[Start Data entries]

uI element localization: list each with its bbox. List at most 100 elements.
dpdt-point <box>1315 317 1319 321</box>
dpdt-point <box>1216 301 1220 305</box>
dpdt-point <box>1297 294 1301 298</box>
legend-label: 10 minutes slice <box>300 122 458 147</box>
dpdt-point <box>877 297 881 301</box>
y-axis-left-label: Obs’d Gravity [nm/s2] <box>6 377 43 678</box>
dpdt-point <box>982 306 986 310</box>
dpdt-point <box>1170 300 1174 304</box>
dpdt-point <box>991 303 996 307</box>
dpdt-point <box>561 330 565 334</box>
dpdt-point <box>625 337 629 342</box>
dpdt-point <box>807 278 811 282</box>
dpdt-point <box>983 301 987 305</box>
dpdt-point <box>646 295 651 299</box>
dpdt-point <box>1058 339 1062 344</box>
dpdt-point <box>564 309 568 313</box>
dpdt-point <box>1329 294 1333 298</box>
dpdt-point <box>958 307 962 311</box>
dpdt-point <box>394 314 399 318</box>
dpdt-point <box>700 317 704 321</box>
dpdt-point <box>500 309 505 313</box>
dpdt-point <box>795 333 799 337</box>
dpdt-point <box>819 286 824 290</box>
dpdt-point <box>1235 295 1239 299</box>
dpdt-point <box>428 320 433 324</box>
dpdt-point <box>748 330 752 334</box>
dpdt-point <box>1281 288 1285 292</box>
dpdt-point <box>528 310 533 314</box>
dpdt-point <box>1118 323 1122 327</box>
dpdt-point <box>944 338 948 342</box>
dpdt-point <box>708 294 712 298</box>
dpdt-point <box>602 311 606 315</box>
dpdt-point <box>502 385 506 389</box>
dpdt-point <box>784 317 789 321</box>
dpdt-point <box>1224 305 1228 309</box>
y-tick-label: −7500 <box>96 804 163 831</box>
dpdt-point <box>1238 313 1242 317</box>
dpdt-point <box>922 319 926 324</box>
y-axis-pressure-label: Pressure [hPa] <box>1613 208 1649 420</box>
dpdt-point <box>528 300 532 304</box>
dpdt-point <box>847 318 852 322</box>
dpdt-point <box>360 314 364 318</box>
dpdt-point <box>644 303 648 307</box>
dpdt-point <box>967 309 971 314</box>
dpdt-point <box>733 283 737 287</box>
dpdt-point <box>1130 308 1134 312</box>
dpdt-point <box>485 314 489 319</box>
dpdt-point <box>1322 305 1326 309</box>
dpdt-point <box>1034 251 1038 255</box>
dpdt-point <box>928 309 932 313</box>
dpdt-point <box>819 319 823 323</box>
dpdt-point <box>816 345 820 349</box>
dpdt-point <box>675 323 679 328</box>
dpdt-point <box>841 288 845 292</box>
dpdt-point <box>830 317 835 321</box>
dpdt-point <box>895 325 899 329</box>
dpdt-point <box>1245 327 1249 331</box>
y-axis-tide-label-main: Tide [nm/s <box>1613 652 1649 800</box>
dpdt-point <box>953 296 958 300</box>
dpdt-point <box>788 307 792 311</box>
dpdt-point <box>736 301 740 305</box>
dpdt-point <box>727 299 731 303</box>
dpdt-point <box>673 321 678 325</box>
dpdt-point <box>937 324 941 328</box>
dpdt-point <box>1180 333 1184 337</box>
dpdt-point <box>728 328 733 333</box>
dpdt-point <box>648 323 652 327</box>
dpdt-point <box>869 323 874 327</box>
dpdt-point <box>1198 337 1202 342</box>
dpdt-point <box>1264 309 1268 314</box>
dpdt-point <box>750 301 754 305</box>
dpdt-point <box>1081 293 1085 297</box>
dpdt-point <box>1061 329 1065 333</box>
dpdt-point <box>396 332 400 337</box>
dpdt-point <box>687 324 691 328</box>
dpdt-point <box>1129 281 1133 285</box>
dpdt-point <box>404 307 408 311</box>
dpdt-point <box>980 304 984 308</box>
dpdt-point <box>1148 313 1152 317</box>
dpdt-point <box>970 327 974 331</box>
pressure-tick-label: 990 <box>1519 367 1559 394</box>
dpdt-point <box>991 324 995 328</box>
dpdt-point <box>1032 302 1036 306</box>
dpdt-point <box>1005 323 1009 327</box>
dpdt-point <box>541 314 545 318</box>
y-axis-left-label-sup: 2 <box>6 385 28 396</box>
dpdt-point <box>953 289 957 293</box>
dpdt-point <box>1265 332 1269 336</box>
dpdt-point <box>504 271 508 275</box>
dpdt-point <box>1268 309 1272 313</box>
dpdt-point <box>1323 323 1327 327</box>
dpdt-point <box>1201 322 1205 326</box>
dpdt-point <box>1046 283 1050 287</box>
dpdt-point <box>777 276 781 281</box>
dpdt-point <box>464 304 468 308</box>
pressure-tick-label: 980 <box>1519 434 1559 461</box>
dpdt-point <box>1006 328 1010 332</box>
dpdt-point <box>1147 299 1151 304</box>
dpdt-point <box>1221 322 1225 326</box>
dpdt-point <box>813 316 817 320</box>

[End Data entries]

Problem description: Output every line of the material above verbatim, from the first line to the last, with no changes.

Written solution:
uI element localization: list each with its bbox. List at most 100 elements.
dpdt-point <box>1315 317 1319 321</box>
dpdt-point <box>1216 301 1220 305</box>
dpdt-point <box>1297 294 1301 298</box>
legend-label: 10 minutes slice <box>300 122 458 147</box>
dpdt-point <box>877 297 881 301</box>
y-axis-left-label: Obs’d Gravity [nm/s2] <box>6 377 43 678</box>
dpdt-point <box>982 306 986 310</box>
dpdt-point <box>1170 300 1174 304</box>
dpdt-point <box>991 303 996 307</box>
dpdt-point <box>561 330 565 334</box>
dpdt-point <box>625 337 629 342</box>
dpdt-point <box>807 278 811 282</box>
dpdt-point <box>983 301 987 305</box>
dpdt-point <box>646 295 651 299</box>
dpdt-point <box>1058 339 1062 344</box>
dpdt-point <box>564 309 568 313</box>
dpdt-point <box>1329 294 1333 298</box>
dpdt-point <box>958 307 962 311</box>
dpdt-point <box>394 314 399 318</box>
dpdt-point <box>700 317 704 321</box>
dpdt-point <box>500 309 505 313</box>
dpdt-point <box>795 333 799 337</box>
dpdt-point <box>819 286 824 290</box>
dpdt-point <box>1235 295 1239 299</box>
dpdt-point <box>428 320 433 324</box>
dpdt-point <box>748 330 752 334</box>
dpdt-point <box>1281 288 1285 292</box>
dpdt-point <box>528 310 533 314</box>
dpdt-point <box>1118 323 1122 327</box>
dpdt-point <box>944 338 948 342</box>
dpdt-point <box>708 294 712 298</box>
dpdt-point <box>602 311 606 315</box>
dpdt-point <box>502 385 506 389</box>
dpdt-point <box>784 317 789 321</box>
dpdt-point <box>1224 305 1228 309</box>
y-tick-label: −7500 <box>96 804 163 831</box>
dpdt-point <box>1238 313 1242 317</box>
dpdt-point <box>922 319 926 324</box>
y-axis-pressure-label: Pressure [hPa] <box>1613 208 1649 420</box>
dpdt-point <box>528 300 532 304</box>
dpdt-point <box>847 318 852 322</box>
dpdt-point <box>360 314 364 318</box>
dpdt-point <box>644 303 648 307</box>
dpdt-point <box>967 309 971 314</box>
dpdt-point <box>733 283 737 287</box>
dpdt-point <box>1130 308 1134 312</box>
dpdt-point <box>485 314 489 319</box>
dpdt-point <box>1322 305 1326 309</box>
dpdt-point <box>1034 251 1038 255</box>
dpdt-point <box>928 309 932 313</box>
dpdt-point <box>819 319 823 323</box>
dpdt-point <box>816 345 820 349</box>
dpdt-point <box>675 323 679 328</box>
dpdt-point <box>841 288 845 292</box>
dpdt-point <box>830 317 835 321</box>
dpdt-point <box>895 325 899 329</box>
dpdt-point <box>1245 327 1249 331</box>
y-axis-tide-label-main: Tide [nm/s <box>1613 652 1649 800</box>
dpdt-point <box>953 296 958 300</box>
dpdt-point <box>788 307 792 311</box>
dpdt-point <box>736 301 740 305</box>
dpdt-point <box>727 299 731 303</box>
dpdt-point <box>673 321 678 325</box>
dpdt-point <box>937 324 941 328</box>
dpdt-point <box>1180 333 1184 337</box>
dpdt-point <box>728 328 733 333</box>
dpdt-point <box>648 323 652 327</box>
dpdt-point <box>869 323 874 327</box>
dpdt-point <box>1198 337 1202 342</box>
dpdt-point <box>1264 309 1268 314</box>
dpdt-point <box>750 301 754 305</box>
dpdt-point <box>1081 293 1085 297</box>
dpdt-point <box>1061 329 1065 333</box>
dpdt-point <box>396 332 400 337</box>
dpdt-point <box>687 324 691 328</box>
dpdt-point <box>1129 281 1133 285</box>
dpdt-point <box>404 307 408 311</box>
dpdt-point <box>980 304 984 308</box>
dpdt-point <box>1148 313 1152 317</box>
dpdt-point <box>970 327 974 331</box>
pressure-tick-label: 990 <box>1519 367 1559 394</box>
dpdt-point <box>991 324 995 328</box>
dpdt-point <box>1032 302 1036 306</box>
dpdt-point <box>1005 323 1009 327</box>
dpdt-point <box>541 314 545 318</box>
y-axis-left-label-sup: 2 <box>6 385 28 396</box>
dpdt-point <box>953 289 957 293</box>
dpdt-point <box>1265 332 1269 336</box>
dpdt-point <box>504 271 508 275</box>
dpdt-point <box>1268 309 1272 313</box>
dpdt-point <box>1323 323 1327 327</box>
dpdt-point <box>1201 322 1205 326</box>
dpdt-point <box>1046 283 1050 287</box>
dpdt-point <box>777 276 781 281</box>
dpdt-point <box>464 304 468 308</box>
pressure-tick-label: 980 <box>1519 434 1559 461</box>
dpdt-point <box>1006 328 1010 332</box>
dpdt-point <box>1147 299 1151 304</box>
dpdt-point <box>1221 322 1225 326</box>
dpdt-point <box>813 316 817 320</box>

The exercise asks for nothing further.